--- start ---
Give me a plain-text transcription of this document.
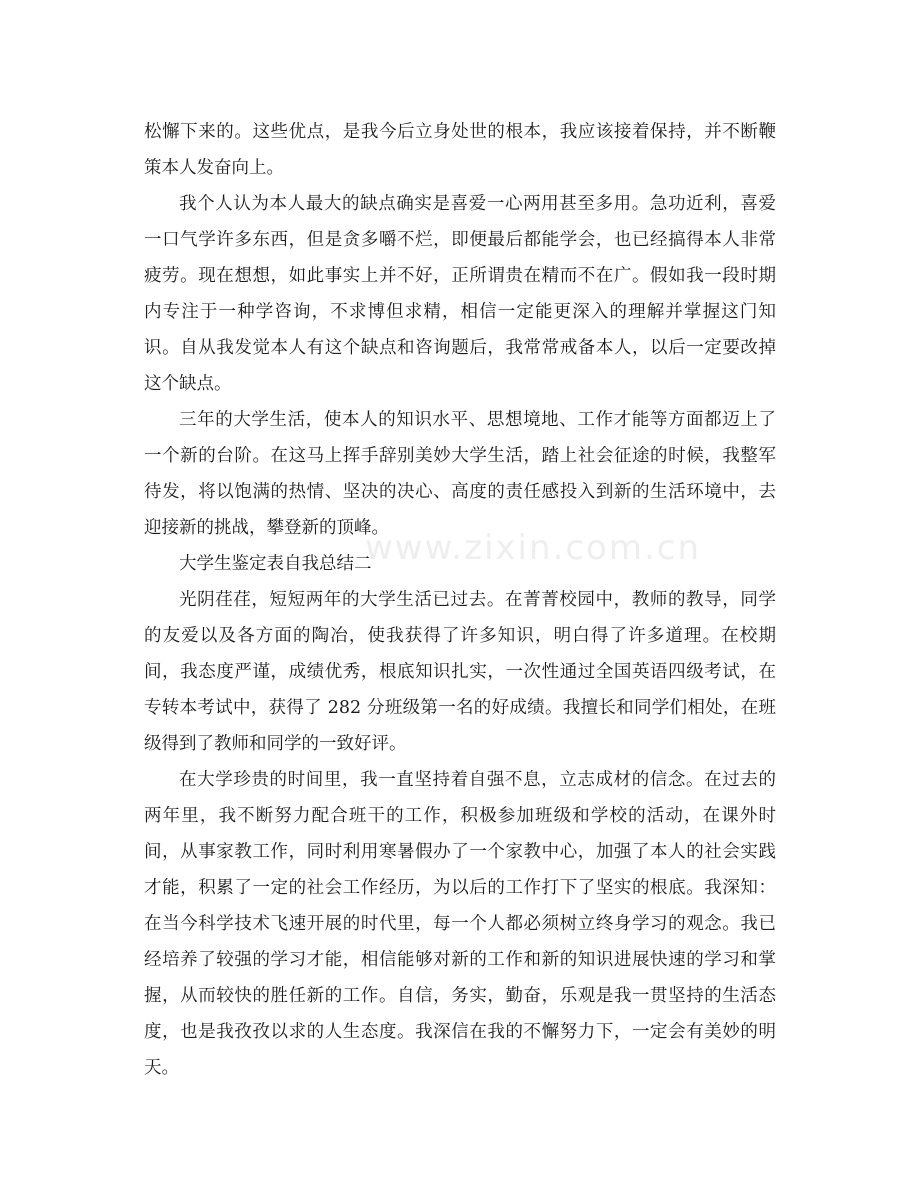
www.zixin.com.cn
松懈下来的。这些优点，是我今后立身处世的根本，我应该接着保持，并不断鞭
策本人发奋向上。
我个人认为本人最大的缺点确实是喜爱一心两用甚至多用。急功近利，喜爱
一口气学许多东西，但是贪多嚼不烂，即便最后都能学会，也已经搞得本人非常
疲劳。现在想想，如此事实上并不好，正所谓贵在精而不在广。假如我一段时期
内专注于一种学咨询，不求博但求精，相信一定能更深入的理解并掌握这门知
识。自从我发觉本人有这个缺点和咨询题后，我常常戒备本人，以后一定要改掉
这个缺点。
三年的大学生活，使本人的知识水平、思想境地、工作才能等方面都迈上了
一个新的台阶。在这马上挥手辞别美妙大学生活，踏上社会征途的时候，我整军
待发，将以饱满的热情、坚决的决心、高度的责任感投入到新的生活环境中，去
迎接新的挑战，攀登新的顶峰。
大学生鉴定表自我总结二
光阴荏荏，短短两年的大学生活已过去。在菁菁校园中，教师的教导，同学
的友爱以及各方面的陶冶，使我获得了许多知识，明白得了许多道理。在校期
间，我态度严谨，成绩优秀，根底知识扎实，一次性通过全国英语四级考试，在
专转本考试中，获得了 282 分班级第一名的好成绩。我擅长和同学们相处，在班
级得到了教师和同学的一致好评。
在大学珍贵的时间里，我一直坚持着自强不息，立志成材的信念。在过去的
两年里，我不断努力配合班干的工作，积极参加班级和学校的活动，在课外时
间，从事家教工作，同时利用寒暑假办了一个家教中心，加强了本人的社会实践
才能，积累了一定的社会工作经历，为以后的工作打下了坚实的根底。我深知：
在当今科学技术飞速开展的时代里，每一个人都必须树立终身学习的观念。我已
经培养了较强的学习才能，相信能够对新的工作和新的知识进展快速的学习和掌
握，从而较快的胜任新的工作。自信，务实，勤奋，乐观是我一贯坚持的生活态
度，也是我孜孜以求的人生态度。我深信在我的不懈努力下，一定会有美妙的明
天。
--- end ---
▸ Aim of the task: Omitting all images, print the listing exactly.

▸ Correct result:
Give me a plain-text transcription of this document.
www.zixin.com.cn
松懈下来的。这些优点，是我今后立身处世的根本，我应该接着保持，并不断鞭
策本人发奋向上。
我个人认为本人最大的缺点确实是喜爱一心两用甚至多用。急功近利，喜爱
一口气学许多东西，但是贪多嚼不烂，即便最后都能学会，也已经搞得本人非常
疲劳。现在想想，如此事实上并不好，正所谓贵在精而不在广。假如我一段时期
内专注于一种学咨询，不求博但求精，相信一定能更深入的理解并掌握这门知
识。自从我发觉本人有这个缺点和咨询题后，我常常戒备本人，以后一定要改掉
这个缺点。
三年的大学生活，使本人的知识水平、思想境地、工作才能等方面都迈上了
一个新的台阶。在这马上挥手辞别美妙大学生活，踏上社会征途的时候，我整军
待发，将以饱满的热情、坚决的决心、高度的责任感投入到新的生活环境中，去
迎接新的挑战，攀登新的顶峰。
大学生鉴定表自我总结二
光阴荏荏，短短两年的大学生活已过去。在菁菁校园中，教师的教导，同学
的友爱以及各方面的陶冶，使我获得了许多知识，明白得了许多道理。在校期
间，我态度严谨，成绩优秀，根底知识扎实，一次性通过全国英语四级考试，在
专转本考试中，获得了 282 分班级第一名的好成绩。我擅长和同学们相处，在班
级得到了教师和同学的一致好评。
在大学珍贵的时间里，我一直坚持着自强不息，立志成材的信念。在过去的
两年里，我不断努力配合班干的工作，积极参加班级和学校的活动，在课外时
间，从事家教工作，同时利用寒暑假办了一个家教中心，加强了本人的社会实践
才能，积累了一定的社会工作经历，为以后的工作打下了坚实的根底。我深知：
在当今科学技术飞速开展的时代里，每一个人都必须树立终身学习的观念。我已
经培养了较强的学习才能，相信能够对新的工作和新的知识进展快速的学习和掌
握，从而较快的胜任新的工作。自信，务实，勤奋，乐观是我一贯坚持的生活态
度，也是我孜孜以求的人生态度。我深信在我的不懈努力下，一定会有美妙的明
天。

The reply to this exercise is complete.